> _Directions for this task_
Set down the records once more, please, exactly and with the pictures left out.

> _Source records_
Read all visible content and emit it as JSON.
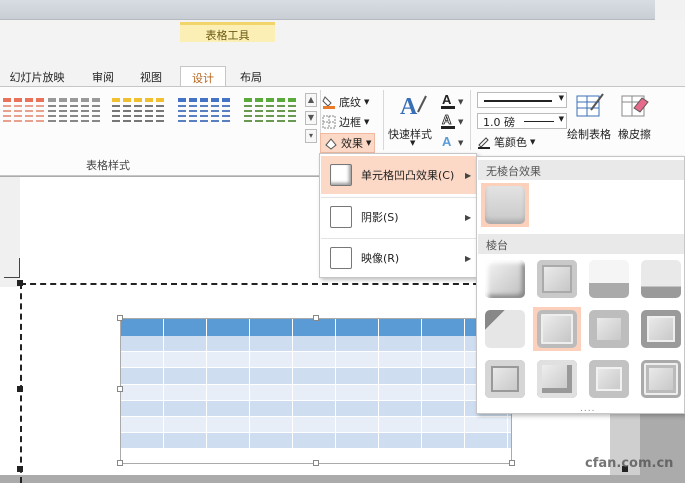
{
  "window": {
    "context_group": "表格工具"
  },
  "tabs": [
    {
      "label": "幻灯片放映"
    },
    {
      "label": "审阅"
    },
    {
      "label": "视图"
    },
    {
      "label": "设计",
      "active": true
    },
    {
      "label": "布局"
    }
  ],
  "ribbon": {
    "group_table_styles": "表格样式",
    "shading": "底纹",
    "border": "边框",
    "effects": "效果",
    "quick_styles": "快速样式",
    "pen_weight": "1.0 磅",
    "pen_color": "笔颜色",
    "draw_table": "绘制表格",
    "eraser": "橡皮擦"
  },
  "effects_menu": {
    "items": [
      {
        "label": "单元格凹凸效果(C)",
        "active": true
      },
      {
        "label": "阴影(S)"
      },
      {
        "label": "映像(R)"
      }
    ]
  },
  "bevel_panel": {
    "section_none": "无棱台效果",
    "section_bevel": "棱台",
    "more": "...."
  },
  "watermark": "cfan.com.cn",
  "colors": {
    "accent_orange": "#fcd8c6",
    "selected_bevel": "#fcd0bb",
    "table_header": "#5b9bd5",
    "context_tab": "#fcefb6"
  }
}
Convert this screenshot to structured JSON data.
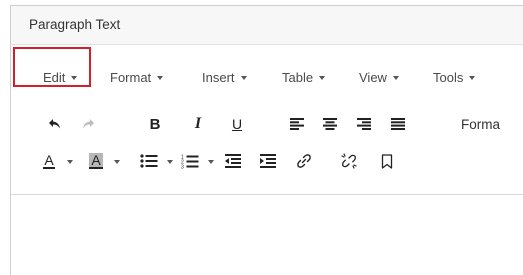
{
  "editor": {
    "title": "Paragraph Text"
  },
  "menubar": {
    "items": [
      {
        "label": "Edit",
        "highlighted": true
      },
      {
        "label": "Format"
      },
      {
        "label": "Insert"
      },
      {
        "label": "Table"
      },
      {
        "label": "View"
      },
      {
        "label": "Tools"
      }
    ]
  },
  "toolbar": {
    "row1": {
      "undo": "undo-icon",
      "redo": "redo-icon",
      "bold": "B",
      "italic": "I",
      "underline": "U",
      "align_left": "align-left-icon",
      "align_center": "align-center-icon",
      "align_right": "align-right-icon",
      "justify": "align-justify-icon",
      "formats_label": "Forma"
    },
    "row2": {
      "text_color_letter": "A",
      "background_color_letter": "A",
      "bullet_list": "bullet-list-icon",
      "numbered_list": "numbered-list-icon",
      "outdent": "outdent-icon",
      "indent": "indent-icon",
      "link": "link-icon",
      "unlink": "unlink-icon",
      "bookmark": "bookmark-icon"
    }
  },
  "colors": {
    "highlight_border": "#d51f2b",
    "text_color_underline": "#222222",
    "background_color_swatch": "#b7b7b7"
  }
}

> _The output_
Read all visible content and emit it as JSON.
{
  "window": {
    "context_group": "表格工具"
  },
  "tabs": [
    {
      "label": "幻灯片放映"
    },
    {
      "label": "审阅"
    },
    {
      "label": "视图"
    },
    {
      "label": "设计",
      "active": true
    },
    {
      "label": "布局"
    }
  ],
  "ribbon": {
    "group_table_styles": "表格样式",
    "shading": "底纹",
    "border": "边框",
    "effects": "效果",
    "quick_styles": "快速样式",
    "pen_weight": "1.0 磅",
    "pen_color": "笔颜色",
    "draw_table": "绘制表格",
    "eraser": "橡皮擦"
  },
  "effects_menu": {
    "items": [
      {
        "label": "单元格凹凸效果(C)",
        "active": true
      },
      {
        "label": "阴影(S)"
      },
      {
        "label": "映像(R)"
      }
    ]
  },
  "bevel_panel": {
    "section_none": "无棱台效果",
    "section_bevel": "棱台",
    "more": "...."
  },
  "watermark": "cfan.com.cn",
  "colors": {
    "accent_orange": "#fcd8c6",
    "selected_bevel": "#fcd0bb",
    "table_header": "#5b9bd5",
    "context_tab": "#fcefb6"
  }
}
Convert this screenshot to structured JSON data.
{
  "editor": {
    "title": "Paragraph Text"
  },
  "menubar": {
    "items": [
      {
        "label": "Edit",
        "highlighted": true
      },
      {
        "label": "Format"
      },
      {
        "label": "Insert"
      },
      {
        "label": "Table"
      },
      {
        "label": "View"
      },
      {
        "label": "Tools"
      }
    ]
  },
  "toolbar": {
    "row1": {
      "undo": "undo-icon",
      "redo": "redo-icon",
      "bold": "B",
      "italic": "I",
      "underline": "U",
      "align_left": "align-left-icon",
      "align_center": "align-center-icon",
      "align_right": "align-right-icon",
      "justify": "align-justify-icon",
      "formats_label": "Forma"
    },
    "row2": {
      "text_color_letter": "A",
      "background_color_letter": "A",
      "bullet_list": "bullet-list-icon",
      "numbered_list": "numbered-list-icon",
      "outdent": "outdent-icon",
      "indent": "indent-icon",
      "link": "link-icon",
      "unlink": "unlink-icon",
      "bookmark": "bookmark-icon"
    }
  },
  "colors": {
    "highlight_border": "#d51f2b",
    "text_color_underline": "#222222",
    "background_color_swatch": "#b7b7b7"
  }
}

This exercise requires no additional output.